Data records
-*-*-

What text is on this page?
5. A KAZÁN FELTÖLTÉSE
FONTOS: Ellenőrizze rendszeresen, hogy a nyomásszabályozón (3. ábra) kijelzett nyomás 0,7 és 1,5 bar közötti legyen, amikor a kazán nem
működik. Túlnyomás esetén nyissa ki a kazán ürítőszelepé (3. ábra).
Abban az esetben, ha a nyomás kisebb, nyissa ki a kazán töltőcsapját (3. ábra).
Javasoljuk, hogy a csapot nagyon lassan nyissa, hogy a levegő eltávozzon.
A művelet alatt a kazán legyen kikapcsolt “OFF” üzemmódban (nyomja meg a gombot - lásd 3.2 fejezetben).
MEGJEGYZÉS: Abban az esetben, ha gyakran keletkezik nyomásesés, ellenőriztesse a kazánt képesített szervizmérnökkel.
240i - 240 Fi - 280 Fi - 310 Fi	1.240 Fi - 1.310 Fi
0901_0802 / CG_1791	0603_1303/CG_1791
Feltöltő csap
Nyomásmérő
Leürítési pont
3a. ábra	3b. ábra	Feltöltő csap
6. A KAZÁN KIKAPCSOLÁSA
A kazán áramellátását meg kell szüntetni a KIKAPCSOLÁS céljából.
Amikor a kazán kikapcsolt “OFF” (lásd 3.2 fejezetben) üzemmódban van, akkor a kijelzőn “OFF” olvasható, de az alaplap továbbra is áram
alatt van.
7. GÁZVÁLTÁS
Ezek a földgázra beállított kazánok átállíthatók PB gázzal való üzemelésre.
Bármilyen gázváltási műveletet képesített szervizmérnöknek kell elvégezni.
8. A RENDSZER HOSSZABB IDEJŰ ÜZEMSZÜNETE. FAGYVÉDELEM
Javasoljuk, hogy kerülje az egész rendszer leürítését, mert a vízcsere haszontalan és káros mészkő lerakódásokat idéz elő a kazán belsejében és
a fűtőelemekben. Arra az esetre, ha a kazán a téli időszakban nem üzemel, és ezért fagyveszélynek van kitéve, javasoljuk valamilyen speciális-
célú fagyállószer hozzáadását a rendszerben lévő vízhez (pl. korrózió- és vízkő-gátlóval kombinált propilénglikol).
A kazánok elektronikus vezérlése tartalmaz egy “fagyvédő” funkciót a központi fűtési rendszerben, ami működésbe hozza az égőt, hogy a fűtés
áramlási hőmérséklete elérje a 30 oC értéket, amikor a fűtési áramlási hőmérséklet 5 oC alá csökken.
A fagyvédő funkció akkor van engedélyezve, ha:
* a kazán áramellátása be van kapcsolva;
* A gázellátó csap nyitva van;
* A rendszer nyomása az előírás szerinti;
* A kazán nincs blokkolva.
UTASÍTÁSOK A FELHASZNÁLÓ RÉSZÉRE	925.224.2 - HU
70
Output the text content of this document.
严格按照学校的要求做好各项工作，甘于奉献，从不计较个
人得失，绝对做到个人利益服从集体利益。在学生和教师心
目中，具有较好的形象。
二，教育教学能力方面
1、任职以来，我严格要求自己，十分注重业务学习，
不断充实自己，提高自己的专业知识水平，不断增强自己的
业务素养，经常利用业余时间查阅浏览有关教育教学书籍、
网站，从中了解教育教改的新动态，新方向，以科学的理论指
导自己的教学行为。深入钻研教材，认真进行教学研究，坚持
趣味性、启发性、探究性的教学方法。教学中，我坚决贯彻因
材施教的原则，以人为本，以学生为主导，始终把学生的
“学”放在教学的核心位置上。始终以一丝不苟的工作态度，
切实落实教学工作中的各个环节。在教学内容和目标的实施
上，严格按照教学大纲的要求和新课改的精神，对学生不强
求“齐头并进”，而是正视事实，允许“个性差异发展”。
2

-*-*-

Please output the complete data exactly.

The completed task>
What text is on this page?
5. A KAZÁN FELTÖLTÉSE
FONTOS: Ellenőrizze rendszeresen, hogy a nyomásszabályozón (3. ábra) kijelzett nyomás 0,7 és 1,5 bar közötti legyen, amikor a kazán nem
működik. Túlnyomás esetén nyissa ki a kazán ürítőszelepé (3. ábra).
Abban az esetben, ha a nyomás kisebb, nyissa ki a kazán töltőcsapját (3. ábra).
Javasoljuk, hogy a csapot nagyon lassan nyissa, hogy a levegő eltávozzon.
A művelet alatt a kazán legyen kikapcsolt “OFF” üzemmódban (nyomja meg a gombot - lásd 3.2 fejezetben).
MEGJEGYZÉS: Abban az esetben, ha gyakran keletkezik nyomásesés, ellenőriztesse a kazánt képesített szervizmérnökkel.
240i - 240 Fi - 280 Fi - 310 Fi	1.240 Fi - 1.310 Fi
0901_0802 / CG_1791	0603_1303/CG_1791
Feltöltő csap
Nyomásmérő
Leürítési pont
3a. ábra	3b. ábra	Feltöltő csap
6. A KAZÁN KIKAPCSOLÁSA
A kazán áramellátását meg kell szüntetni a KIKAPCSOLÁS céljából.
Amikor a kazán kikapcsolt “OFF” (lásd 3.2 fejezetben) üzemmódban van, akkor a kijelzőn “OFF” olvasható, de az alaplap továbbra is áram
alatt van.
7. GÁZVÁLTÁS
Ezek a földgázra beállított kazánok átállíthatók PB gázzal való üzemelésre.
Bármilyen gázváltási műveletet képesített szervizmérnöknek kell elvégezni.
8. A RENDSZER HOSSZABB IDEJŰ ÜZEMSZÜNETE. FAGYVÉDELEM
Javasoljuk, hogy kerülje az egész rendszer leürítését, mert a vízcsere haszontalan és káros mészkő lerakódásokat idéz elő a kazán belsejében és
a fűtőelemekben. Arra az esetre, ha a kazán a téli időszakban nem üzemel, és ezért fagyveszélynek van kitéve, javasoljuk valamilyen speciális-
célú fagyállószer hozzáadását a rendszerben lévő vízhez (pl. korrózió- és vízkő-gátlóval kombinált propilénglikol).
A kazánok elektronikus vezérlése tartalmaz egy “fagyvédő” funkciót a központi fűtési rendszerben, ami működésbe hozza az égőt, hogy a fűtés
áramlási hőmérséklete elérje a 30 oC értéket, amikor a fűtési áramlási hőmérséklet 5 oC alá csökken.
A fagyvédő funkció akkor van engedélyezve, ha:
* a kazán áramellátása be van kapcsolva;
* A gázellátó csap nyitva van;
* A rendszer nyomása az előírás szerinti;
* A kazán nincs blokkolva.
UTASÍTÁSOK A FELHASZNÁLÓ RÉSZÉRE	925.224.2 - HU
70
Output the text content of this document.
严格按照学校的要求做好各项工作，甘于奉献，从不计较个
人得失，绝对做到个人利益服从集体利益。在学生和教师心
目中，具有较好的形象。
二，教育教学能力方面
1、任职以来，我严格要求自己，十分注重业务学习，
不断充实自己，提高自己的专业知识水平，不断增强自己的
业务素养，经常利用业余时间查阅浏览有关教育教学书籍、
网站，从中了解教育教改的新动态，新方向，以科学的理论指
导自己的教学行为。深入钻研教材，认真进行教学研究，坚持
趣味性、启发性、探究性的教学方法。教学中，我坚决贯彻因
材施教的原则，以人为本，以学生为主导，始终把学生的
“学”放在教学的核心位置上。始终以一丝不苟的工作态度，
切实落实教学工作中的各个环节。在教学内容和目标的实施
上，严格按照教学大纲的要求和新课改的精神，对学生不强
求“齐头并进”，而是正视事实，允许“个性差异发展”。
2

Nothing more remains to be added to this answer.